**** Records supplied
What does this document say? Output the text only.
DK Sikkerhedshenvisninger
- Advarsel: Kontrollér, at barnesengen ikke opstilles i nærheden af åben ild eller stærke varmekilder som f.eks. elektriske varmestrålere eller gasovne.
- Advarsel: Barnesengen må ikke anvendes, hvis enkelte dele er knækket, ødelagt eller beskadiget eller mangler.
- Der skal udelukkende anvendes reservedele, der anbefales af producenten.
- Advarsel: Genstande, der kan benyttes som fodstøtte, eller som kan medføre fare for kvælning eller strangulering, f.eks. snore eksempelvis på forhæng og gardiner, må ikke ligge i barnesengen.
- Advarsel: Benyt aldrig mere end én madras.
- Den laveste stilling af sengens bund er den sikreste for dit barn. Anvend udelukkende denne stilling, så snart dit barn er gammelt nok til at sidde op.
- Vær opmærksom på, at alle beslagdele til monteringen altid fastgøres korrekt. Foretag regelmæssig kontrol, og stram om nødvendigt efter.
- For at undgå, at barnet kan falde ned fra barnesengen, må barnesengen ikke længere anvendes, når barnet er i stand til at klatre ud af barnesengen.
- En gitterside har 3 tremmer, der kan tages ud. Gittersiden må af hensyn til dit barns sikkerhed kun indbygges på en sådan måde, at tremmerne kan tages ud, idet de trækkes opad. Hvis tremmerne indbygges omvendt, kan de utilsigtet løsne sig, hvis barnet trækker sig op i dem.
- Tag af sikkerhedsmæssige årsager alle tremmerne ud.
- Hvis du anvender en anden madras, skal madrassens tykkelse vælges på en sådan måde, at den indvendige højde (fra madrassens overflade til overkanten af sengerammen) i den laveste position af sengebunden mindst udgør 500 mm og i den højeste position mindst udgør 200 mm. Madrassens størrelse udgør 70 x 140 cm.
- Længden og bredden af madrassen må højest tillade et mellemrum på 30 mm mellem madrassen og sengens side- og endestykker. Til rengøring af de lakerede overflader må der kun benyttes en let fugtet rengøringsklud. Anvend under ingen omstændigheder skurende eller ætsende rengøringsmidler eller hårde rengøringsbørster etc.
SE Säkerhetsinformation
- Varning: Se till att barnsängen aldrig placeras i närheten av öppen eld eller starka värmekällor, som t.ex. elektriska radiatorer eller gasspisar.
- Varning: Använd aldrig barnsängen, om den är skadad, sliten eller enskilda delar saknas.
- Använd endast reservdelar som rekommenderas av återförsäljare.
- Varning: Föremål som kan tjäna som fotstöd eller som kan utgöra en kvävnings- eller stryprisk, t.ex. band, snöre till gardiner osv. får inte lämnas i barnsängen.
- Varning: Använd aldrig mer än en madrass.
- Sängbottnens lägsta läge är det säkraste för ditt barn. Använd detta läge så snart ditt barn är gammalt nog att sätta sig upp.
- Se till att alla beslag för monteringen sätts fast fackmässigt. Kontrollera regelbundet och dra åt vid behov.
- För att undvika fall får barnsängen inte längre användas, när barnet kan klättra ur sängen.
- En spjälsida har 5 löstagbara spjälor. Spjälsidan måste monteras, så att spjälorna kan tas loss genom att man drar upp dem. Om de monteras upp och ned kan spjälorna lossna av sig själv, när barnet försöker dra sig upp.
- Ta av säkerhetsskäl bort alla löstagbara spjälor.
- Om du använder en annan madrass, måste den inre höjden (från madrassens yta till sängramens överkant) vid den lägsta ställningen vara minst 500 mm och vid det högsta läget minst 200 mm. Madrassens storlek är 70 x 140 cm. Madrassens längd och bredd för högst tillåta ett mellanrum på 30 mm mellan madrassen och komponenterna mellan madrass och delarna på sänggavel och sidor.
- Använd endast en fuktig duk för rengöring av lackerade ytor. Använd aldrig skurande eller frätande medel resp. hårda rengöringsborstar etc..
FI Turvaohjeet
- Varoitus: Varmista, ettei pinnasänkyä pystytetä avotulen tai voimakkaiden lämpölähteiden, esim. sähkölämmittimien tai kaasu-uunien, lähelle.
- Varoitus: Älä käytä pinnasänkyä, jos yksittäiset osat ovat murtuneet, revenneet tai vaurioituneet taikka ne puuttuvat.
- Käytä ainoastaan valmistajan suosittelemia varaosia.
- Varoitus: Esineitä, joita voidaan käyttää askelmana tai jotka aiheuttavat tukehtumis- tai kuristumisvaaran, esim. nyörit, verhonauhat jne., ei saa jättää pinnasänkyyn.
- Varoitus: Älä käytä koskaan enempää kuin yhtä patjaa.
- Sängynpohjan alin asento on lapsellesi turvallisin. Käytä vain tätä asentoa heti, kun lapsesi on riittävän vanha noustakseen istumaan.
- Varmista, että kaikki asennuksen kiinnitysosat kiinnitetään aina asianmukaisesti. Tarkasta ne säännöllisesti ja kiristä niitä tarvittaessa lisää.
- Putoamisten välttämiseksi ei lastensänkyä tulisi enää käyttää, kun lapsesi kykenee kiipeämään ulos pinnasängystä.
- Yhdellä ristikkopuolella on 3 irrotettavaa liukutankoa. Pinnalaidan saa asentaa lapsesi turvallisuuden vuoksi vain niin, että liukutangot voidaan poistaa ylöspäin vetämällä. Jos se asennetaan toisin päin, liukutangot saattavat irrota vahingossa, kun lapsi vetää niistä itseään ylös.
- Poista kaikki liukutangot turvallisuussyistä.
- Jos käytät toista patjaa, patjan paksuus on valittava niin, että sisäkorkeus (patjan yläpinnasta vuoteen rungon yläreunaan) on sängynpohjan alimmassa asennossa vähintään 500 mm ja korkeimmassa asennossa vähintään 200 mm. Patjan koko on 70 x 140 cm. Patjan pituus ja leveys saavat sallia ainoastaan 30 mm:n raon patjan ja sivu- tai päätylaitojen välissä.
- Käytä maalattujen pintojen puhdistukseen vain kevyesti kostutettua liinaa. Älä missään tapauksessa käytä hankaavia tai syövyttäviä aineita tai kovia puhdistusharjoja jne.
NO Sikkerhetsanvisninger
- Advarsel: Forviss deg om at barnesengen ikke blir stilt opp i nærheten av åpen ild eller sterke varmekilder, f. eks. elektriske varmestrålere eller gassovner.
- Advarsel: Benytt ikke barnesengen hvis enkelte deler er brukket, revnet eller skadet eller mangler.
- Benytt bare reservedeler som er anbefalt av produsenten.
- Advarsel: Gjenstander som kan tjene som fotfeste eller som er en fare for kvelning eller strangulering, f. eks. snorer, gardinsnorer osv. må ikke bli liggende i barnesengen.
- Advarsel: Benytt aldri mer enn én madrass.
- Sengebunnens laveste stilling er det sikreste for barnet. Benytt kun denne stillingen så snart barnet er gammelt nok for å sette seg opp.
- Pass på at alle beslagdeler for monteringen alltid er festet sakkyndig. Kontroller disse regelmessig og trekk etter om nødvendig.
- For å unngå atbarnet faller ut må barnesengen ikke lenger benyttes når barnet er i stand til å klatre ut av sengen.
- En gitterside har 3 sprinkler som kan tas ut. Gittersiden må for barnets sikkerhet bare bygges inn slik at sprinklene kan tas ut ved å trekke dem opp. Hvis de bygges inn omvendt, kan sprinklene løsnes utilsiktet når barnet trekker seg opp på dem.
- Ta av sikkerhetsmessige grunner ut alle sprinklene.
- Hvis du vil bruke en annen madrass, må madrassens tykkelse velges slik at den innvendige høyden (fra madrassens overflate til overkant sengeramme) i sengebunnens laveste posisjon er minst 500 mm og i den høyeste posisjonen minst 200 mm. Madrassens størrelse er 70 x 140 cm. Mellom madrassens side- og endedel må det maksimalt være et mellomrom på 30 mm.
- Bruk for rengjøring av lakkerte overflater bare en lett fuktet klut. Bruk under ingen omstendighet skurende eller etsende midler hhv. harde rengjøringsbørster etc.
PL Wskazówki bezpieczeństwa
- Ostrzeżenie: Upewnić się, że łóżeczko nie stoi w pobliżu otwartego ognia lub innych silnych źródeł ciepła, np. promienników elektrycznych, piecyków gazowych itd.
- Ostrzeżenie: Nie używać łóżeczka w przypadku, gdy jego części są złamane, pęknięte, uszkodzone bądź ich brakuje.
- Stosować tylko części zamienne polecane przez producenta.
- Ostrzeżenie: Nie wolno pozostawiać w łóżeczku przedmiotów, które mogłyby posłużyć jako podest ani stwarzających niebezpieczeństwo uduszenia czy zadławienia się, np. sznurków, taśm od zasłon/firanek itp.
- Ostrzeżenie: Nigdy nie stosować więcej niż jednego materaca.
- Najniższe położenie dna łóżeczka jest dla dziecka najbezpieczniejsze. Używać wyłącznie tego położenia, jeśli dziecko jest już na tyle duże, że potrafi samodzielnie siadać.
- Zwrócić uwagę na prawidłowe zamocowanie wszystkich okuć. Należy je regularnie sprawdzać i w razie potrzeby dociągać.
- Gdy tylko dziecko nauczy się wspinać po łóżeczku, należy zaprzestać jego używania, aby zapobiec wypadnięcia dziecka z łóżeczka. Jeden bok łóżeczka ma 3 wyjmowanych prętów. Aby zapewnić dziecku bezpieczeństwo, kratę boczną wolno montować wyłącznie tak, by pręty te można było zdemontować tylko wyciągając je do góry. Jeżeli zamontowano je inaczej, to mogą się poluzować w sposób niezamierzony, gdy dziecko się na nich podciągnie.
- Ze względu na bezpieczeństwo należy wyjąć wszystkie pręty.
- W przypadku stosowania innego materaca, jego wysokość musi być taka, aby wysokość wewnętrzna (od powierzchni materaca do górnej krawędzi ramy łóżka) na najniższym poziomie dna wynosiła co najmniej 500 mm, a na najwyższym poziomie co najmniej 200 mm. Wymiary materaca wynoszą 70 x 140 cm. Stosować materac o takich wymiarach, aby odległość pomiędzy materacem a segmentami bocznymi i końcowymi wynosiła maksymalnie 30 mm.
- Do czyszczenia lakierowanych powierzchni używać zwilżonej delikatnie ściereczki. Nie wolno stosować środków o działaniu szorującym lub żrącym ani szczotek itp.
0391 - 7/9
********
**** Records supplied
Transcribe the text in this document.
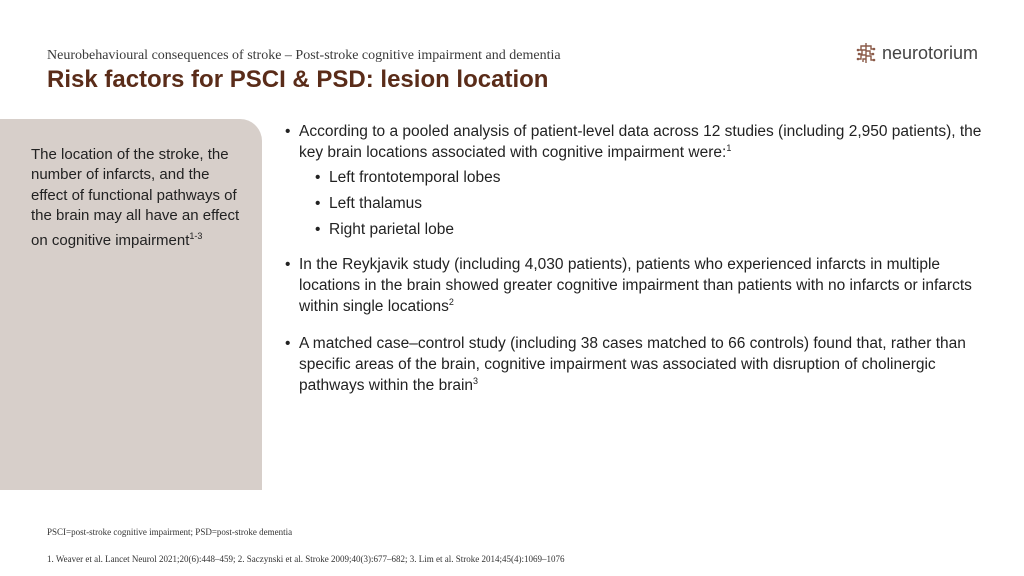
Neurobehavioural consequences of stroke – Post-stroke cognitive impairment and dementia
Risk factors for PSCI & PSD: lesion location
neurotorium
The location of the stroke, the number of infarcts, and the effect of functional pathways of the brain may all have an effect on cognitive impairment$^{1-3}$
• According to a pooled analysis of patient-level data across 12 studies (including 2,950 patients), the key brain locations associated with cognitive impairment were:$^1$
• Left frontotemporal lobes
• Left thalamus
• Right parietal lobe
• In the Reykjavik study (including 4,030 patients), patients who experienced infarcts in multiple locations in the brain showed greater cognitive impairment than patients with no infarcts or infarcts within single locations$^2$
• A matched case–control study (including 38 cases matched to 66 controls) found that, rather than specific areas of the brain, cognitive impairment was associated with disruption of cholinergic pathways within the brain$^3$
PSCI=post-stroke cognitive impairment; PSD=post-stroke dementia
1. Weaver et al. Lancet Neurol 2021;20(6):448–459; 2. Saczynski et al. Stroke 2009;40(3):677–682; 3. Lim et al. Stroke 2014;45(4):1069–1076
********
**** Records supplied
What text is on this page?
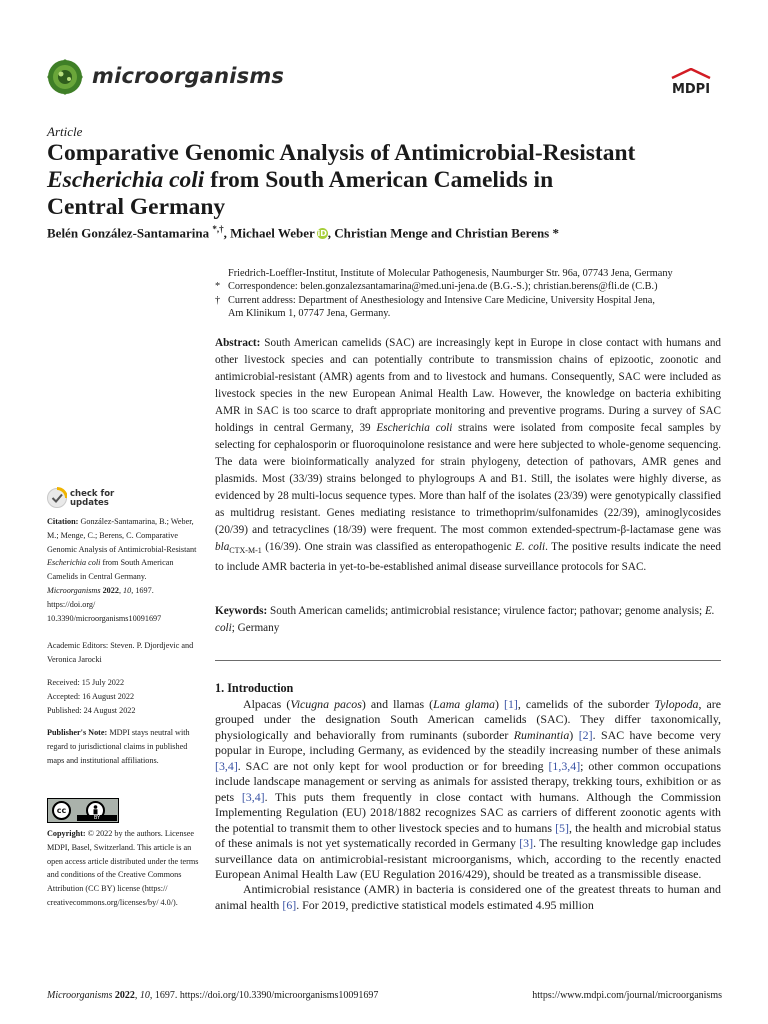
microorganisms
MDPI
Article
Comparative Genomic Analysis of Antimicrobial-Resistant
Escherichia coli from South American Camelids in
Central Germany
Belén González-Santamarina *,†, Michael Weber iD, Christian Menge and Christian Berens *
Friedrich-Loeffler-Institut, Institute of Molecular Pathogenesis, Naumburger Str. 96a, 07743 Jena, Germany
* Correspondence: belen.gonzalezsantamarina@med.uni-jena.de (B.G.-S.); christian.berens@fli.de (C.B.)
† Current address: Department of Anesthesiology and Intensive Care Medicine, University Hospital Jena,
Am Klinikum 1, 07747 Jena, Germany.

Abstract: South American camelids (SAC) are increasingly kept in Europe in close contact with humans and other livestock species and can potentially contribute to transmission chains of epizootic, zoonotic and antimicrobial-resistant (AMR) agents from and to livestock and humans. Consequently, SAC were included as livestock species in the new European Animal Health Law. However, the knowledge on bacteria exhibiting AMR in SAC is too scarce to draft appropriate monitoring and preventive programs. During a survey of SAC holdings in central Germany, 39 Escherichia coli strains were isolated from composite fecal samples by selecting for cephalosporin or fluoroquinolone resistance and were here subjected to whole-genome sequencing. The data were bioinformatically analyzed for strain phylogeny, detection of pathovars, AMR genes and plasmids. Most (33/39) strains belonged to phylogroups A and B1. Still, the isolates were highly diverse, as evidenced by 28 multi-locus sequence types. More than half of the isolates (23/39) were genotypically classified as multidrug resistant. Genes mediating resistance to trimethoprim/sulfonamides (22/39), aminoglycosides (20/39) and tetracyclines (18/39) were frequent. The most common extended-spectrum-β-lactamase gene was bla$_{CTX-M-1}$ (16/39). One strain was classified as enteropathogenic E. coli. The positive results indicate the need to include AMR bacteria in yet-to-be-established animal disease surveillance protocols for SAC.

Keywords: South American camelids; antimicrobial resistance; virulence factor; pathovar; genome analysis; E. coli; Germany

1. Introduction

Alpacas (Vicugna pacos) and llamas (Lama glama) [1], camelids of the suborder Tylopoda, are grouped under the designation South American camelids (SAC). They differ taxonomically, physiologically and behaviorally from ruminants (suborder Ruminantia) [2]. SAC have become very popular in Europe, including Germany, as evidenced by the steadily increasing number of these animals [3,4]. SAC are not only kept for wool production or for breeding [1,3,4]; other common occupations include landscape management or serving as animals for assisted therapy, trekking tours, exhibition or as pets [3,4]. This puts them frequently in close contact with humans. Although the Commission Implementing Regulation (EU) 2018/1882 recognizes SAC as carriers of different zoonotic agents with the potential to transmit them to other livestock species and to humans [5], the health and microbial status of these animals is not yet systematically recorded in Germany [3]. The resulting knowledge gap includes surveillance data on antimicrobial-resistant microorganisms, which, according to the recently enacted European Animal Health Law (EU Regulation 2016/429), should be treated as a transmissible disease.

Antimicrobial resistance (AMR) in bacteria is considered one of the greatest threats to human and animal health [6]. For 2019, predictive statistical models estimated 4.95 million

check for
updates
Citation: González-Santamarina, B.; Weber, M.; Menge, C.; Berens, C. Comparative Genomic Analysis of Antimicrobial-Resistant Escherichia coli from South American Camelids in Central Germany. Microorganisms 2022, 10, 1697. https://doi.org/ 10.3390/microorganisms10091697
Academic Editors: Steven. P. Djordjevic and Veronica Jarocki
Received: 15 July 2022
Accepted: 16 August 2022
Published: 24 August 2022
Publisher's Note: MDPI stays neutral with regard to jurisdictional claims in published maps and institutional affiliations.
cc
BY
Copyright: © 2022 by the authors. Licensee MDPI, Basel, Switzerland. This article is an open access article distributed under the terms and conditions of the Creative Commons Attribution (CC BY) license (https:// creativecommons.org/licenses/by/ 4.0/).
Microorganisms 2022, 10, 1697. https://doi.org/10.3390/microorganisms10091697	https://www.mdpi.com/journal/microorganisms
********
## Problem description
For each line of the material that includes the word "przypadku", make a copy.

## Solved exercise
- Ostrzeżenie: Nie używać łóżeczka w przypadku, gdy jego części są złamane, pęknięte, uszkodzone bądź ich brakuje.
- W przypadku stosowania innego materaca, jego wysokość musi być taka, aby wysokość wewnętrzna (od powierzchni materaca do górnej krawędzi ramy łóżka) na najniższym poziomie dna wynosiła co najmniej 500 mm, a na najwyższym poziomie co najmniej 200 mm. Wymiary materaca wynoszą 70 x 140 cm. Stosować materac o takich wymiarach, aby odległość pomiędzy materacem a segmentami bocznymi i końcowymi wynosiła maksymalnie 30 mm.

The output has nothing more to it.